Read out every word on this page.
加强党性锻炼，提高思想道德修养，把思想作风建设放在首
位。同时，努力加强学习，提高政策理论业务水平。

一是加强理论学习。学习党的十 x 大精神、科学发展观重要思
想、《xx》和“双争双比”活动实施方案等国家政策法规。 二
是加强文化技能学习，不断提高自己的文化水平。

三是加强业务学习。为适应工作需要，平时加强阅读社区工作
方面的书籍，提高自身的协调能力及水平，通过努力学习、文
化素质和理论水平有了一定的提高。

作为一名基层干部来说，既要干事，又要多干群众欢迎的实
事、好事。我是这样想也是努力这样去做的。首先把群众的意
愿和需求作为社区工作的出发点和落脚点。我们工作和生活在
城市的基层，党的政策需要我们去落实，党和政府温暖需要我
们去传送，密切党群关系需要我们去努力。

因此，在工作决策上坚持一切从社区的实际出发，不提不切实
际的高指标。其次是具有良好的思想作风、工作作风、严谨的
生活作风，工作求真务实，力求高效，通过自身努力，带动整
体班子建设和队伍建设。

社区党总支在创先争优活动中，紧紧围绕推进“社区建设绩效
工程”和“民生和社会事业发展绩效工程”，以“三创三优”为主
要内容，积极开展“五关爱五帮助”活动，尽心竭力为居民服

┄┄┄┄┄┄┄┄┄┄┄┄┄┄┄┄┄┄┄┄

▶ [SHORT EXERCISE] Set down all of the records shown above once more, exactly.

▶ [WORKED SOLUTION]
Read out every word on this page.
加强党性锻炼，提高思想道德修养，把思想作风建设放在首
位。同时，努力加强学习，提高政策理论业务水平。

一是加强理论学习。学习党的十 x 大精神、科学发展观重要思
想、《xx》和“双争双比”活动实施方案等国家政策法规。 二
是加强文化技能学习，不断提高自己的文化水平。

三是加强业务学习。为适应工作需要，平时加强阅读社区工作
方面的书籍，提高自身的协调能力及水平，通过努力学习、文
化素质和理论水平有了一定的提高。

作为一名基层干部来说，既要干事，又要多干群众欢迎的实
事、好事。我是这样想也是努力这样去做的。首先把群众的意
愿和需求作为社区工作的出发点和落脚点。我们工作和生活在
城市的基层，党的政策需要我们去落实，党和政府温暖需要我
们去传送，密切党群关系需要我们去努力。

因此，在工作决策上坚持一切从社区的实际出发，不提不切实
际的高指标。其次是具有良好的思想作风、工作作风、严谨的
生活作风，工作求真务实，力求高效，通过自身努力，带动整
体班子建设和队伍建设。

社区党总支在创先争优活动中，紧紧围绕推进“社区建设绩效
工程”和“民生和社会事业发展绩效工程”，以“三创三优”为主
要内容，积极开展“五关爱五帮助”活动，尽心竭力为居民服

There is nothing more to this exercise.